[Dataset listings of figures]
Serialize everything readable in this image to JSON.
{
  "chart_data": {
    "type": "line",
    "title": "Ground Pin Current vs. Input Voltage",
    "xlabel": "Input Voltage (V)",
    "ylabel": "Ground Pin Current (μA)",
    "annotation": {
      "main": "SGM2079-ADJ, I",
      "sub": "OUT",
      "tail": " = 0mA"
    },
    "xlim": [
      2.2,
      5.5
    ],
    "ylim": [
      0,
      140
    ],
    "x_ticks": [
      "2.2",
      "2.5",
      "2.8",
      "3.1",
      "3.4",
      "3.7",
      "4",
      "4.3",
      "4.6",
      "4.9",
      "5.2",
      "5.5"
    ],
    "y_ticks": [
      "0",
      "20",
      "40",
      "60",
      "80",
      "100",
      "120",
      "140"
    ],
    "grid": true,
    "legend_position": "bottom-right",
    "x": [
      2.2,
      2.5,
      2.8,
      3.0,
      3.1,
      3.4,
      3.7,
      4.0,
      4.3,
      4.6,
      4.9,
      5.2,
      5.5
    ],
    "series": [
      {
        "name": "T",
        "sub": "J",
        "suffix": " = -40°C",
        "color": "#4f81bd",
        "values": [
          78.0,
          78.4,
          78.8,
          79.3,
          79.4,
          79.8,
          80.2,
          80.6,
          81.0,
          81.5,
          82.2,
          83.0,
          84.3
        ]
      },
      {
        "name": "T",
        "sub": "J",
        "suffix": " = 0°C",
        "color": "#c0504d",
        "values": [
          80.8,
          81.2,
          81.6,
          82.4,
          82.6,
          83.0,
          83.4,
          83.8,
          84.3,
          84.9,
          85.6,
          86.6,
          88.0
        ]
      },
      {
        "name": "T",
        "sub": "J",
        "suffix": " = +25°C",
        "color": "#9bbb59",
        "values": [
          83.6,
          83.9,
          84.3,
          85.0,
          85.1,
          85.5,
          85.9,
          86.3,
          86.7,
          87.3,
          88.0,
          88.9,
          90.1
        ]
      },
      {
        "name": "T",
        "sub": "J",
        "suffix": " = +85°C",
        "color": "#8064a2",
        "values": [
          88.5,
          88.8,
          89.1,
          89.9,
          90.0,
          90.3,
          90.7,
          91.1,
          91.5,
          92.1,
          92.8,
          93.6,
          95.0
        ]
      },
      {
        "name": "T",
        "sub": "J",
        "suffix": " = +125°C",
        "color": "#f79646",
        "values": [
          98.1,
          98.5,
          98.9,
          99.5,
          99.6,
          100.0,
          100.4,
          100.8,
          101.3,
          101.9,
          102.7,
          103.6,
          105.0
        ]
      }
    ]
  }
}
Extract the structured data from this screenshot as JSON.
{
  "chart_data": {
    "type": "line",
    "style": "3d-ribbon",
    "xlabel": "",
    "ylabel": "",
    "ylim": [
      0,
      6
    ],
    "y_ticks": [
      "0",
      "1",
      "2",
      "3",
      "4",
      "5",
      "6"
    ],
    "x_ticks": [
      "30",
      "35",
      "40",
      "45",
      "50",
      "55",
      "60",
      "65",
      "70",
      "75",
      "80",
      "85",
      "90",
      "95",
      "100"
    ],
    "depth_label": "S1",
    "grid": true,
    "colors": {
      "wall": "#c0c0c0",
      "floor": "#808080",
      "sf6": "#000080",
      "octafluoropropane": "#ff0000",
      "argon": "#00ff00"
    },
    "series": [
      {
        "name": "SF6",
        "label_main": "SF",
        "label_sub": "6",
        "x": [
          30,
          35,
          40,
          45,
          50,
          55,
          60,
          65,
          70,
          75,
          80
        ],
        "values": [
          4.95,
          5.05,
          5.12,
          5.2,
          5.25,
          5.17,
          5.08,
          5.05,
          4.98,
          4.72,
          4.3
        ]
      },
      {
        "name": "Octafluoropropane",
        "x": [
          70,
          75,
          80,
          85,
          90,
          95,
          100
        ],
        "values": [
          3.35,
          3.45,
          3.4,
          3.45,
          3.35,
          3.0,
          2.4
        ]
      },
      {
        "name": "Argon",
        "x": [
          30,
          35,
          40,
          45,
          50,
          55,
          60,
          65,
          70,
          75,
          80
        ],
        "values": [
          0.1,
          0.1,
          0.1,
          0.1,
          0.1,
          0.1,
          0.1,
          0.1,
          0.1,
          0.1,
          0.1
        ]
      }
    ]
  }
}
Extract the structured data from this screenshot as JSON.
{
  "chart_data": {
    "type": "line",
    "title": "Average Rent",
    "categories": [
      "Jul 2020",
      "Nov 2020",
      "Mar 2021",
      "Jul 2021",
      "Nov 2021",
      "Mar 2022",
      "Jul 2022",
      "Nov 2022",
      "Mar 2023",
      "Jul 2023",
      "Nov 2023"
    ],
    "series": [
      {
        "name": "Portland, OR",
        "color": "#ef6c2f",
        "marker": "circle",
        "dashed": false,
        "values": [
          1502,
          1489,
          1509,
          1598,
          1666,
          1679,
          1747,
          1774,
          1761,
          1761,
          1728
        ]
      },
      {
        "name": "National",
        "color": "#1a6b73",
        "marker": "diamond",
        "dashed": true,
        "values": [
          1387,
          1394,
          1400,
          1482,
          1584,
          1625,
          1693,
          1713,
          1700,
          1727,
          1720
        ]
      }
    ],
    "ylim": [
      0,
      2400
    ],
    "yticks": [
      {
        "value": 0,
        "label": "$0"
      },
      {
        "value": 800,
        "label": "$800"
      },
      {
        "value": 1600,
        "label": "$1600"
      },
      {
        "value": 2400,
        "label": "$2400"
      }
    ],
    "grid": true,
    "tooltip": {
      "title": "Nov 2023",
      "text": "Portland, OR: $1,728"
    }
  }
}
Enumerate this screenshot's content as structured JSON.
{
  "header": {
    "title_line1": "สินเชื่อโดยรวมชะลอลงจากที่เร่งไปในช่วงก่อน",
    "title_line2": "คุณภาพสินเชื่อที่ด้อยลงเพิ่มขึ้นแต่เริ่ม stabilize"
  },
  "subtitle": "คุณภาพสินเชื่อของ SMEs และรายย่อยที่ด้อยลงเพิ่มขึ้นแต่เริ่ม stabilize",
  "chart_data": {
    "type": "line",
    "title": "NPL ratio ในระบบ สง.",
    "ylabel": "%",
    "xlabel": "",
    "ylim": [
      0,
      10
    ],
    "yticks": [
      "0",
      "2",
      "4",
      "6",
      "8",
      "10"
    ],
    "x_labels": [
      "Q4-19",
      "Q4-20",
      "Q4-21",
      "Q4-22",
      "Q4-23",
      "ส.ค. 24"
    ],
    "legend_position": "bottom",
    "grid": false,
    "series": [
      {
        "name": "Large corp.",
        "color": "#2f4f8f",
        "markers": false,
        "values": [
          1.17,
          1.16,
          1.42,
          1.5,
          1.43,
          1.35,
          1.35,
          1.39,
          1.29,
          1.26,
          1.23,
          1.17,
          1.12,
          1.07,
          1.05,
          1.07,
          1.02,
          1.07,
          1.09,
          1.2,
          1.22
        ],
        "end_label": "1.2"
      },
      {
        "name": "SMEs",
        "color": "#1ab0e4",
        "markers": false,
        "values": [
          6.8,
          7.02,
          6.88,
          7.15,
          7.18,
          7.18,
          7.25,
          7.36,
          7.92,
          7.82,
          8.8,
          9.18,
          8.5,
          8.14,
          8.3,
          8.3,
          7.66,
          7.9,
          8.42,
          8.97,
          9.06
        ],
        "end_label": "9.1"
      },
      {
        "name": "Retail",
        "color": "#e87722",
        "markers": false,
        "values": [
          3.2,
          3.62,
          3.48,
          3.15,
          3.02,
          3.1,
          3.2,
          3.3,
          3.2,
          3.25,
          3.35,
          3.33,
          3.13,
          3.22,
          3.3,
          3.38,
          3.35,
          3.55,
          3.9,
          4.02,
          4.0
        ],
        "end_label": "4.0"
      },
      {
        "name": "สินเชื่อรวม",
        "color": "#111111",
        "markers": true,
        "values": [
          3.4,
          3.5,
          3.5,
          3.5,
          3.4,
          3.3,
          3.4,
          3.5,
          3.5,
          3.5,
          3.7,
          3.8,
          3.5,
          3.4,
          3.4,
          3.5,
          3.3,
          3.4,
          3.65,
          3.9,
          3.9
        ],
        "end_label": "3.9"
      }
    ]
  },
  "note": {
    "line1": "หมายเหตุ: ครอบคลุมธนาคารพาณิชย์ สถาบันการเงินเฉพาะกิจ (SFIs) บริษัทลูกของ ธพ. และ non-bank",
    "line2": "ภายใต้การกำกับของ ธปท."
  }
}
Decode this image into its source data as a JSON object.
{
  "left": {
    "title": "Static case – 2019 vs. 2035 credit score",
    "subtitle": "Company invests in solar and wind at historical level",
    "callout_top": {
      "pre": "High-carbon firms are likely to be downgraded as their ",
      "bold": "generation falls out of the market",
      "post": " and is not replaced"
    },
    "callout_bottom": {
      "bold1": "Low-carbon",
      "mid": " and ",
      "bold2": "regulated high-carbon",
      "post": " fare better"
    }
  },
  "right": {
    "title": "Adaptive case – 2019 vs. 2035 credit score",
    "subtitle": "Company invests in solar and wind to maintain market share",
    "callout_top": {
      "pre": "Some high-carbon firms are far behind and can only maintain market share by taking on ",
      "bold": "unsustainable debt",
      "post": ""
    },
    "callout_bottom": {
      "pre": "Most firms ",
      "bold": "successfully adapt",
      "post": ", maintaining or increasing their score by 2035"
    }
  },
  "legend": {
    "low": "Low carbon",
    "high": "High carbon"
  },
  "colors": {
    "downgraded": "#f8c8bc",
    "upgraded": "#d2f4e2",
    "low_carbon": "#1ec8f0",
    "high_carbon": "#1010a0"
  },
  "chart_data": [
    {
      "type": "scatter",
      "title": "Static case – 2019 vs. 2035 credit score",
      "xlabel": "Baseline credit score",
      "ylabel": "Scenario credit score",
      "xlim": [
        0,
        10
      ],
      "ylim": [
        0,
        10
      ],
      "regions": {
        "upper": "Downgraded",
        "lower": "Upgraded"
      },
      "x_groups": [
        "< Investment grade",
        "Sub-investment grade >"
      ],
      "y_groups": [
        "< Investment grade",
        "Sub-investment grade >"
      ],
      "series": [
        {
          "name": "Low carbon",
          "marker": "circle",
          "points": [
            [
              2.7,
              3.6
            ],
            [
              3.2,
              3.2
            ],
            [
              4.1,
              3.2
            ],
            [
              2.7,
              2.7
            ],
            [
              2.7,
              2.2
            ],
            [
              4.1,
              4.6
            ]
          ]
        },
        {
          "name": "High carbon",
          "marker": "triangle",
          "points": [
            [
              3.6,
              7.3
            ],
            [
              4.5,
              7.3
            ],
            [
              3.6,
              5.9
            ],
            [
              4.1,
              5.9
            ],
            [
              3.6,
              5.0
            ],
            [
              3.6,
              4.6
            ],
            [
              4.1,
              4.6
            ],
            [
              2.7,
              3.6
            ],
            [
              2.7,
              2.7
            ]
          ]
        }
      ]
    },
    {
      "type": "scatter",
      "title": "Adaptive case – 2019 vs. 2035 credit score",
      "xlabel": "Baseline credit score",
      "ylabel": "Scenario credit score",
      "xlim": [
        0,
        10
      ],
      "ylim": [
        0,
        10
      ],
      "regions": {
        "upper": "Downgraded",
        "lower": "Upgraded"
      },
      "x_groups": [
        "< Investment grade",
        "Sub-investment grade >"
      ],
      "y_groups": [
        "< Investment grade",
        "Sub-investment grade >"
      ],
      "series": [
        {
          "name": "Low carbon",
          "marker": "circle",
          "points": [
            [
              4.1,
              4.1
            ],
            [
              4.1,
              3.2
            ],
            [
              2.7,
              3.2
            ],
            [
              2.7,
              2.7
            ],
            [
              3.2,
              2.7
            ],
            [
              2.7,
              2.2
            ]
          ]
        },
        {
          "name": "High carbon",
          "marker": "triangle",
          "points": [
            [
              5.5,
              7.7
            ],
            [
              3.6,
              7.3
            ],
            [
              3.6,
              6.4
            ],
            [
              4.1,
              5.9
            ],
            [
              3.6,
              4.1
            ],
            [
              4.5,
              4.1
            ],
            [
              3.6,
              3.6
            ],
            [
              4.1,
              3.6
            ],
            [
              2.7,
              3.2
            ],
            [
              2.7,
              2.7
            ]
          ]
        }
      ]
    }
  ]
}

WORK TO BE COMPLETED: Make a list of all lines in the data that contain "Input".

FINISHED EXERCISE:
    "title": "Ground Pin Current vs. Input Voltage",
    "xlabel": "Input Voltage (V)",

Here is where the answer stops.